# PROBLEM TO SOLVE
Every line with the string "Read" should be gathered.

(Recorded data)
====================

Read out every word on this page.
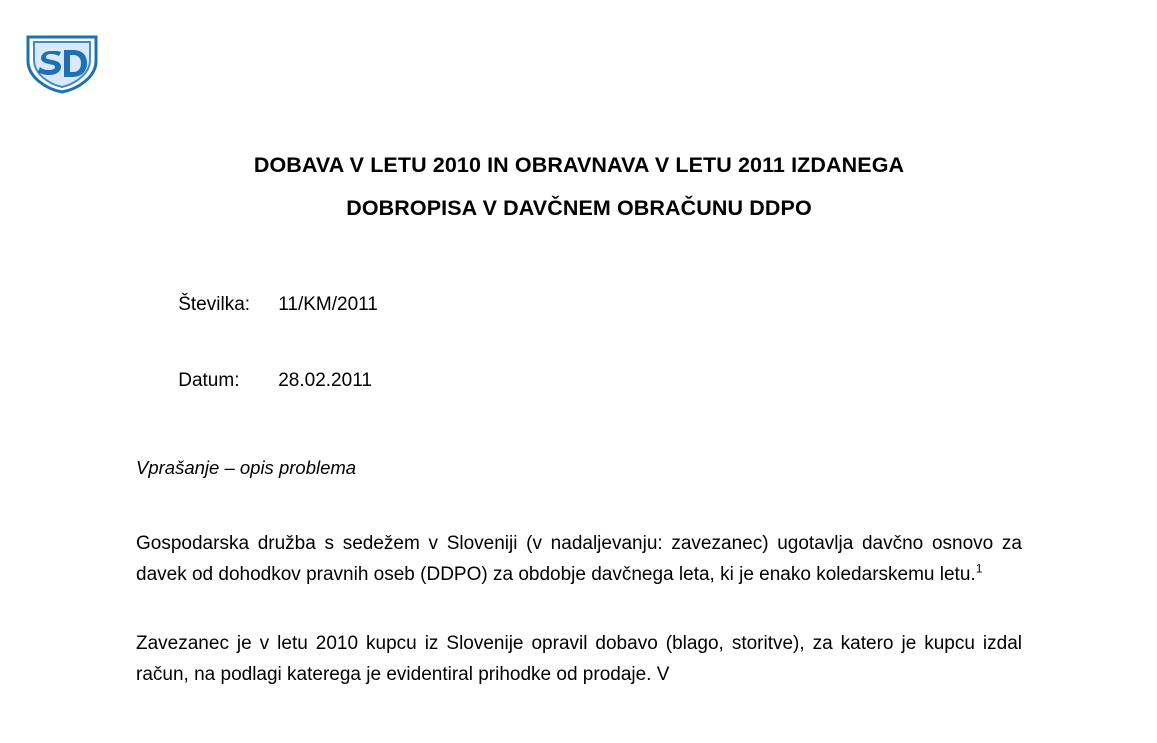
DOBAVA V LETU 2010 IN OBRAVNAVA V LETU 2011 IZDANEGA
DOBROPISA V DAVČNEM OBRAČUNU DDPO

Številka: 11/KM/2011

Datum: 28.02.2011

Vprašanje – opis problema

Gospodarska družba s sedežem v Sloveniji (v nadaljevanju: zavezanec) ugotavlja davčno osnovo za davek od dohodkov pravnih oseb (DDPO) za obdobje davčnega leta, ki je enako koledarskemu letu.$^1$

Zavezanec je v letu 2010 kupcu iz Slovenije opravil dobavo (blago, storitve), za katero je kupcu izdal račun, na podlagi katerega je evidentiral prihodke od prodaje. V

====================

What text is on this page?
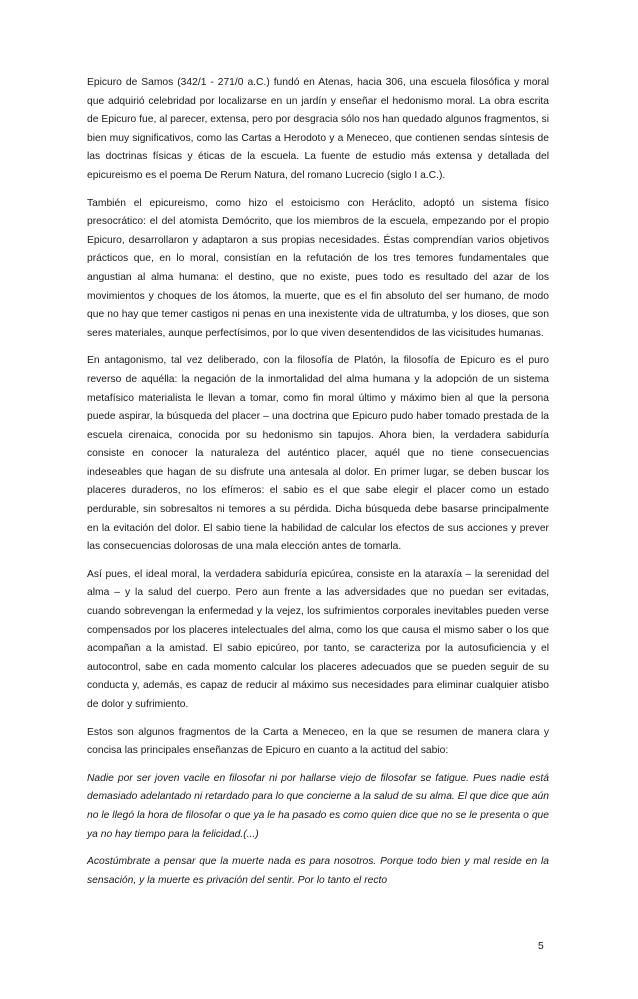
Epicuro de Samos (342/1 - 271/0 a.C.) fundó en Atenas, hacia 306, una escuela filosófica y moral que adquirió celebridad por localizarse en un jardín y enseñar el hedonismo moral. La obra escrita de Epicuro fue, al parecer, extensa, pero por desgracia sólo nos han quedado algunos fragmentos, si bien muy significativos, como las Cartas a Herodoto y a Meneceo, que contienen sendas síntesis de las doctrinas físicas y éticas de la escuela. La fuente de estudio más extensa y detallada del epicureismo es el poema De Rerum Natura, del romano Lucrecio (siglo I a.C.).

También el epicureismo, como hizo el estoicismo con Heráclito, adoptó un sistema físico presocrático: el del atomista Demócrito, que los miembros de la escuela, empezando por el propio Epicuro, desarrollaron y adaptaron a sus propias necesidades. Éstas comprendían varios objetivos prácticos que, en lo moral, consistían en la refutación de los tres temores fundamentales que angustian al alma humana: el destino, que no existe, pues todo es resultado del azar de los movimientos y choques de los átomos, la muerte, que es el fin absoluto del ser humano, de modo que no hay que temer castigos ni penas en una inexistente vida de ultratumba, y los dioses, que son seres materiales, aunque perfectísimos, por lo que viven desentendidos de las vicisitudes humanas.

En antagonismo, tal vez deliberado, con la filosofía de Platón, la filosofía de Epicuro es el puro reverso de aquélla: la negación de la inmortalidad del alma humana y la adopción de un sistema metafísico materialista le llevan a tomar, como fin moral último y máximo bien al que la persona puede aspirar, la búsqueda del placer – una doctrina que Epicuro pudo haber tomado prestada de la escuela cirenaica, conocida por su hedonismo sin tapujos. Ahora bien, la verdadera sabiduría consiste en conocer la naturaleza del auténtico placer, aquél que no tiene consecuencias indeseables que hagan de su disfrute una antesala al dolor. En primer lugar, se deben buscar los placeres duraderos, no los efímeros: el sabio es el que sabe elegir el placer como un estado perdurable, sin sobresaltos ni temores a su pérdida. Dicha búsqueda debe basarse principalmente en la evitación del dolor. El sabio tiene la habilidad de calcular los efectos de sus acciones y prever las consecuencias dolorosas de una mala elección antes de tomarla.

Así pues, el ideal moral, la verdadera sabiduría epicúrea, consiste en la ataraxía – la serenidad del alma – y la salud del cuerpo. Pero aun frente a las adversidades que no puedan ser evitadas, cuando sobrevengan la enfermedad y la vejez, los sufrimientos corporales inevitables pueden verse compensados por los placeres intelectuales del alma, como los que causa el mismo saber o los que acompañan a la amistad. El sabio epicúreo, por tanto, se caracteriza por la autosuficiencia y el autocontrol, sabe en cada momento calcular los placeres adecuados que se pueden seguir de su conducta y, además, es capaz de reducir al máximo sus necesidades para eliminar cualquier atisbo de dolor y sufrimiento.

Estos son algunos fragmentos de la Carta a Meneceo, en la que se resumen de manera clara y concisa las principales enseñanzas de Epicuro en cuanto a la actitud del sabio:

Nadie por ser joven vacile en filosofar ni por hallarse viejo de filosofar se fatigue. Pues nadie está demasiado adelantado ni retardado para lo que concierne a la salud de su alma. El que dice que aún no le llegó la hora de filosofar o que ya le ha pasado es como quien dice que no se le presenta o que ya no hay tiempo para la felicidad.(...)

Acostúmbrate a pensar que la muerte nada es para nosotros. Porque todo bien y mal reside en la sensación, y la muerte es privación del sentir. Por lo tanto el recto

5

====================

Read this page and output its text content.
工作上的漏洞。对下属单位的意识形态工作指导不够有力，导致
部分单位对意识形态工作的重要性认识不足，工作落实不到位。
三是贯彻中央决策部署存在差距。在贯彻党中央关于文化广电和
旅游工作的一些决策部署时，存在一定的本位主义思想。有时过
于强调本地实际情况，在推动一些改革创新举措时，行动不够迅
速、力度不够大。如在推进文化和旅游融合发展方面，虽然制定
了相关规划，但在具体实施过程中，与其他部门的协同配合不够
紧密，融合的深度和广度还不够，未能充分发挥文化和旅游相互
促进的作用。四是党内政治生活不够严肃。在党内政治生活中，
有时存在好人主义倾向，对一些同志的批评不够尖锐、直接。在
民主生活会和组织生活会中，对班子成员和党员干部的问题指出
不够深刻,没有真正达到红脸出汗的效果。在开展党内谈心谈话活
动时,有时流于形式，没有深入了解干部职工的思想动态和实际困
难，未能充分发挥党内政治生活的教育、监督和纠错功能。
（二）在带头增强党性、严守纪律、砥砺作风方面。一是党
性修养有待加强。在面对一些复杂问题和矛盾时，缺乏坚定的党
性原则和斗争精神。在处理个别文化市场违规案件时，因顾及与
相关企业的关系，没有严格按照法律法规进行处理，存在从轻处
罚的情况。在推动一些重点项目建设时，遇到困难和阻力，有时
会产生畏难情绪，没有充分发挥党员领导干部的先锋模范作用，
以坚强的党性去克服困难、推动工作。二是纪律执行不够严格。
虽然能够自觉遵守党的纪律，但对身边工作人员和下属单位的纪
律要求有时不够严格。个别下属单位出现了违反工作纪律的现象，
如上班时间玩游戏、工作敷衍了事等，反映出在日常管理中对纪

====================

# COMPLETE RESPONSE
Read out every word on this page.
Read this page and output its text content.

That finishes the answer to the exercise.